REQUIRED TASK => Copy out the listing that follows, exact in every word, and skip the images.

☆ ☆ ☆

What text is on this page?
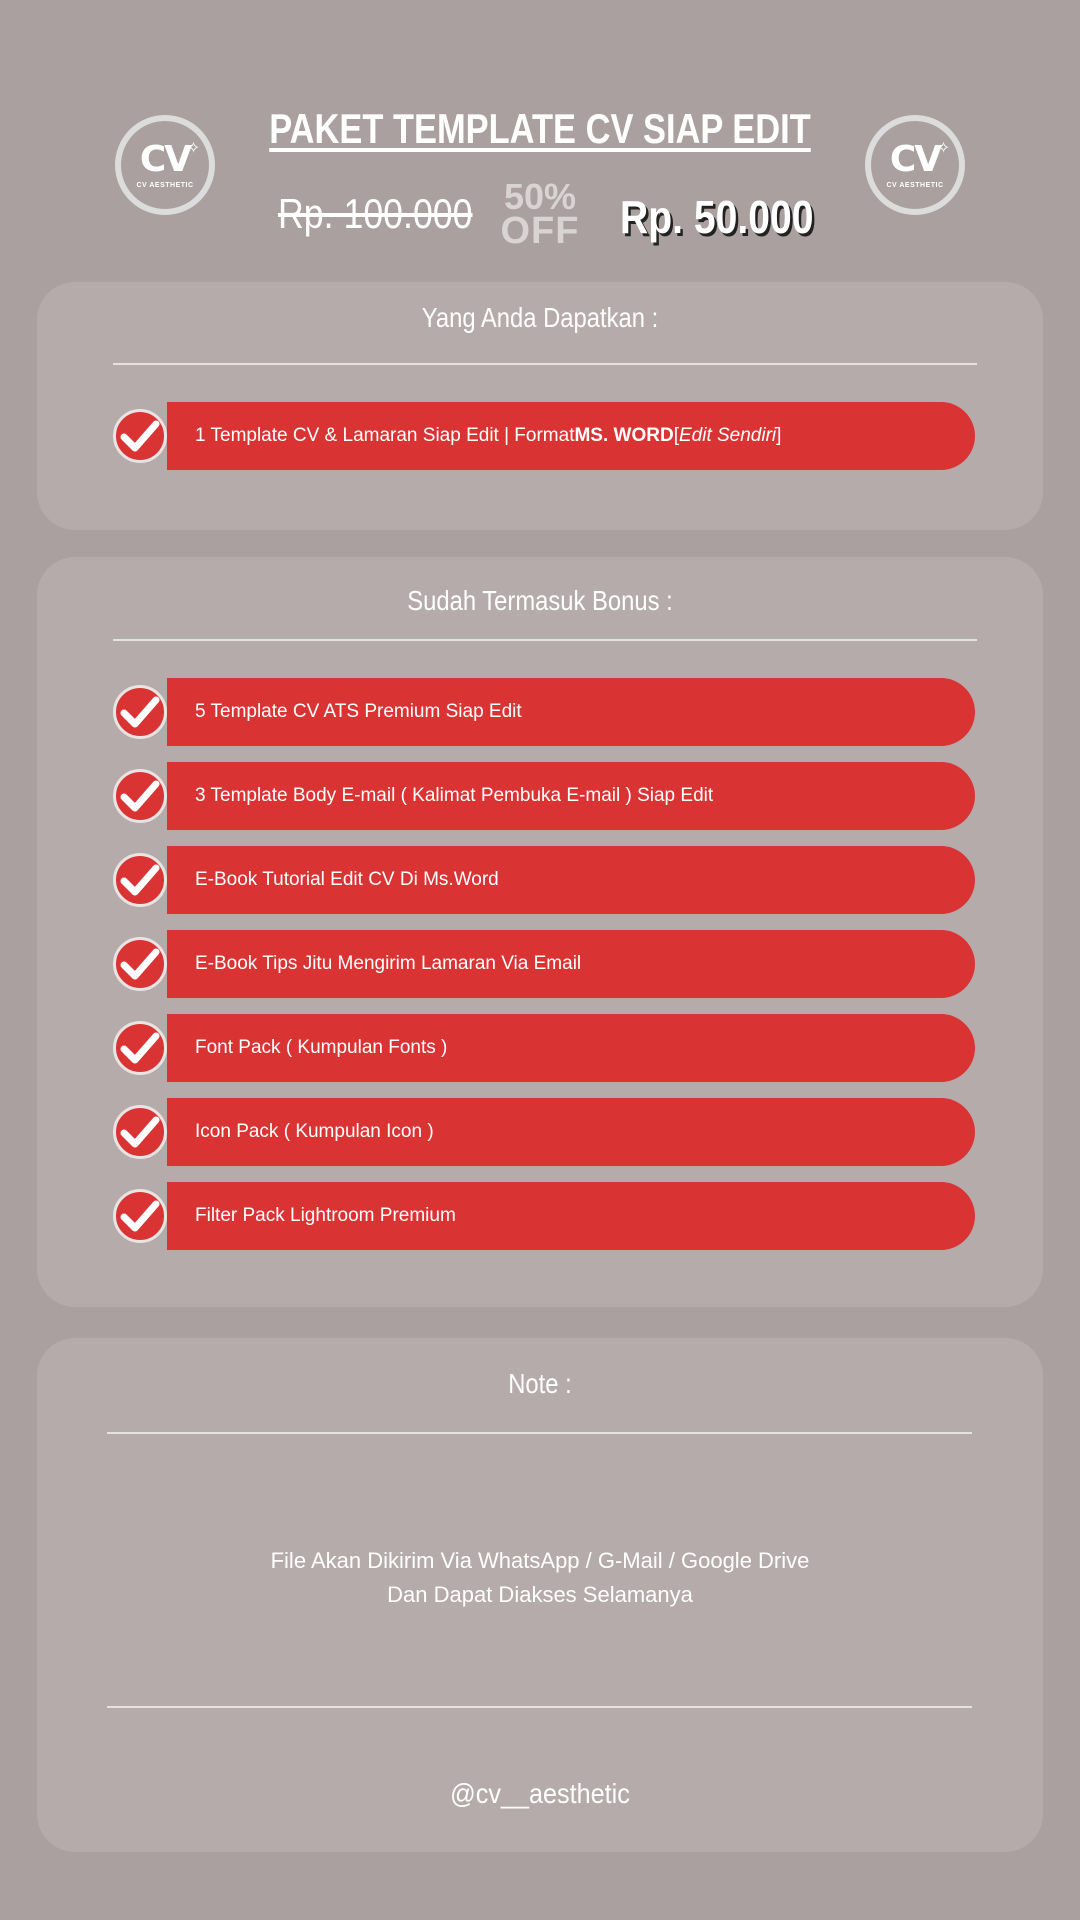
CV
✧
CV AESTHETIC
CV
✧
CV AESTHETIC
PAKET TEMPLATE CV SIAP EDIT
Rp. 100.000 50%
OFF Rp. 50.000
Yang Anda Dapatkan :
1 Template CV & Lamaran Siap Edit | Format MS. WORD [ Edit Sendiri ]
Sudah Termasuk Bonus :
5 Template CV ATS Premium Siap Edit
3 Template Body E-mail ( Kalimat Pembuka E-mail ) Siap Edit
E-Book Tutorial Edit CV Di Ms.Word
E-Book Tips Jitu Mengirim Lamaran Via Email
Font Pack ( Kumpulan Fonts )
Icon Pack ( Kumpulan Icon )
Filter Pack Lightroom Premium
Note :
File Akan Dikirim Via WhatsApp / G-Mail / Google Drive
Dan Dapat Diakses Selamanya
@cv__aesthetic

☆ ☆ ☆

THE SOLUTION =>
What text is on this page?
CV
✧
CV AESTHETIC
CV
✧
CV AESTHETIC
PAKET TEMPLATE CV SIAP EDIT
Rp. 100.000 50%
OFF Rp. 50.000
Yang Anda Dapatkan :
1 Template CV & Lamaran Siap Edit | Format MS. WORD [ Edit Sendiri ]
Sudah Termasuk Bonus :
5 Template CV ATS Premium Siap Edit
3 Template Body E-mail ( Kalimat Pembuka E-mail ) Siap Edit
E-Book Tutorial Edit CV Di Ms.Word
E-Book Tips Jitu Mengirim Lamaran Via Email
Font Pack ( Kumpulan Fonts )
Icon Pack ( Kumpulan Icon )
Filter Pack Lightroom Premium
Note :
File Akan Dikirim Via WhatsApp / G-Mail / Google Drive
Dan Dapat Diakses Selamanya
@cv__aesthetic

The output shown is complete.